> [CHALLENGE] Return each line of the data below exactly, omitting any pictures.

— START OF MATERIALS PROVIDED —

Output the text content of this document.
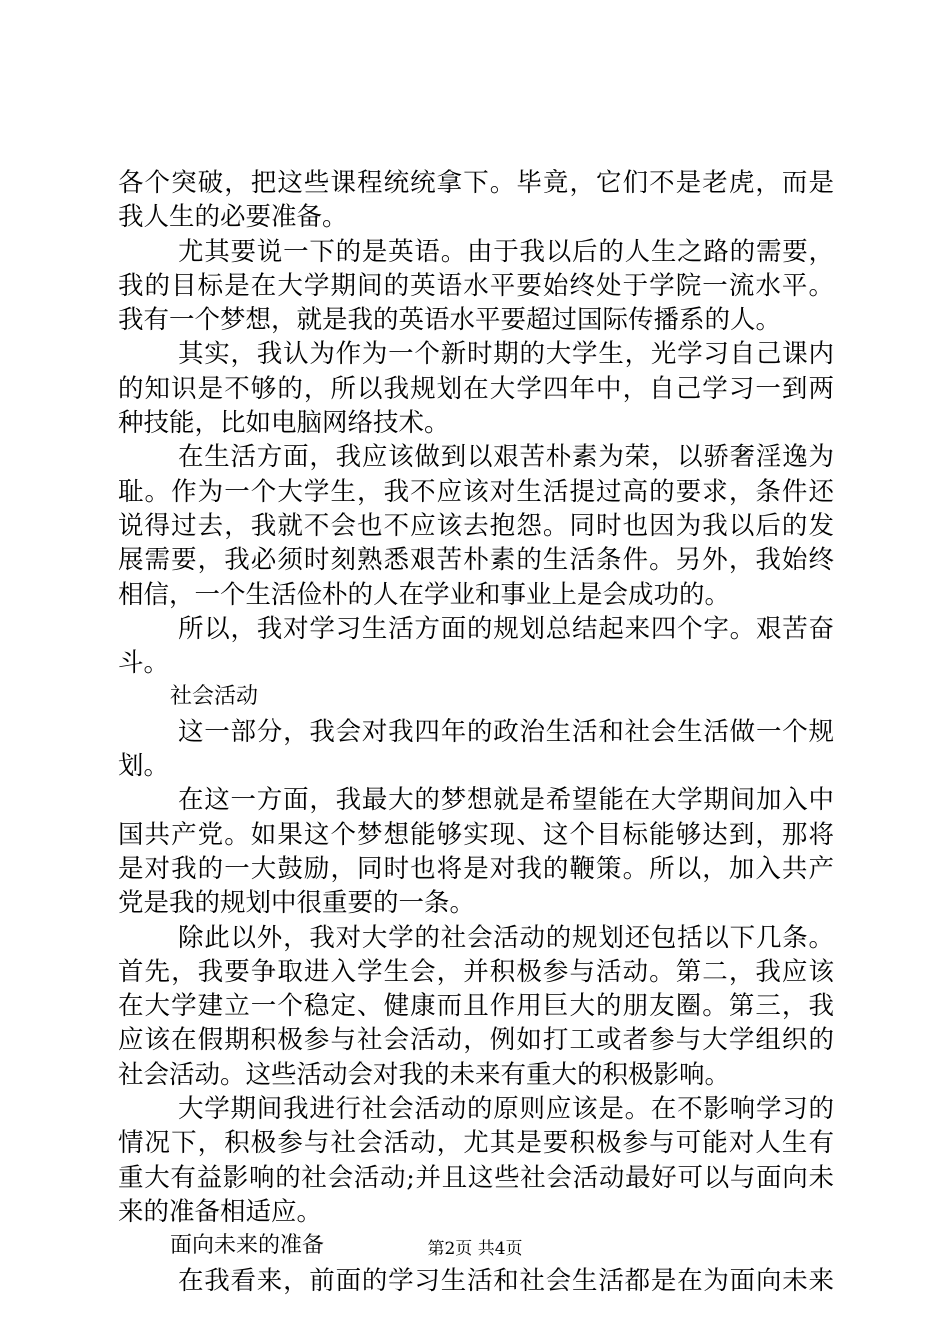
各个突破，把这些课程统统拿下。毕竟，它们不是老虎，而是
我人生的必要准备。
尤其要说一下的是英语。由于我以后的人生之路的需要，
我的目标是在大学期间的英语水平要始终处于学院一流水平。
我有一个梦想，就是我的英语水平要超过国际传播系的人。
其实，我认为作为一个新时期的大学生，光学习自己课内
的知识是不够的，所以我规划在大学四年中，自己学习一到两
种技能，比如电脑网络技术。
在生活方面，我应该做到以艰苦朴素为荣，以骄奢淫逸为
耻。作为一个大学生，我不应该对生活提过高的要求，条件还
说得过去，我就不会也不应该去抱怨。同时也因为我以后的发
展需要，我必须时刻熟悉艰苦朴素的生活条件。另外，我始终
相信，一个生活俭朴的人在学业和事业上是会成功的。
所以，我对学习生活方面的规划总结起来四个字。艰苦奋
斗。
社会活动
这一部分，我会对我四年的政治生活和社会生活做一个规
划。
在这一方面，我最大的梦想就是希望能在大学期间加入中
国共产党。如果这个梦想能够实现、这个目标能够达到，那将
是对我的一大鼓励，同时也将是对我的鞭策。所以，加入共产
党是我的规划中很重要的一条。
除此以外，我对大学的社会活动的规划还包括以下几条。
首先，我要争取进入学生会，并积极参与活动。第二，我应该
在大学建立一个稳定、健康而且作用巨大的朋友圈。第三，我
应该在假期积极参与社会活动，例如打工或者参与大学组织的
社会活动。这些活动会对我的未来有重大的积极影响。
大学期间我进行社会活动的原则应该是。在不影响学习的
情况下，积极参与社会活动，尤其是要积极参与可能对人生有
重大有益影响的社会活动;并且这些社会活动最好可以与面向未
来的准备相适应。
面向未来的准备
在我看来，前面的学习生活和社会生活都是在为面向未来
第2页 共4页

— END OF MATERIALS PROVIDED —

> [RESULT OF THE EXERCISE]
Output the text content of this document.
各个突破，把这些课程统统拿下。毕竟，它们不是老虎，而是
我人生的必要准备。
尤其要说一下的是英语。由于我以后的人生之路的需要，
我的目标是在大学期间的英语水平要始终处于学院一流水平。
我有一个梦想，就是我的英语水平要超过国际传播系的人。
其实，我认为作为一个新时期的大学生，光学习自己课内
的知识是不够的，所以我规划在大学四年中，自己学习一到两
种技能，比如电脑网络技术。
在生活方面，我应该做到以艰苦朴素为荣，以骄奢淫逸为
耻。作为一个大学生，我不应该对生活提过高的要求，条件还
说得过去，我就不会也不应该去抱怨。同时也因为我以后的发
展需要，我必须时刻熟悉艰苦朴素的生活条件。另外，我始终
相信，一个生活俭朴的人在学业和事业上是会成功的。
所以，我对学习生活方面的规划总结起来四个字。艰苦奋
斗。
社会活动
这一部分，我会对我四年的政治生活和社会生活做一个规
划。
在这一方面，我最大的梦想就是希望能在大学期间加入中
国共产党。如果这个梦想能够实现、这个目标能够达到，那将
是对我的一大鼓励，同时也将是对我的鞭策。所以，加入共产
党是我的规划中很重要的一条。
除此以外，我对大学的社会活动的规划还包括以下几条。
首先，我要争取进入学生会，并积极参与活动。第二，我应该
在大学建立一个稳定、健康而且作用巨大的朋友圈。第三，我
应该在假期积极参与社会活动，例如打工或者参与大学组织的
社会活动。这些活动会对我的未来有重大的积极影响。
大学期间我进行社会活动的原则应该是。在不影响学习的
情况下，积极参与社会活动，尤其是要积极参与可能对人生有
重大有益影响的社会活动;并且这些社会活动最好可以与面向未
来的准备相适应。
面向未来的准备
在我看来，前面的学习生活和社会生活都是在为面向未来
第2页 共4页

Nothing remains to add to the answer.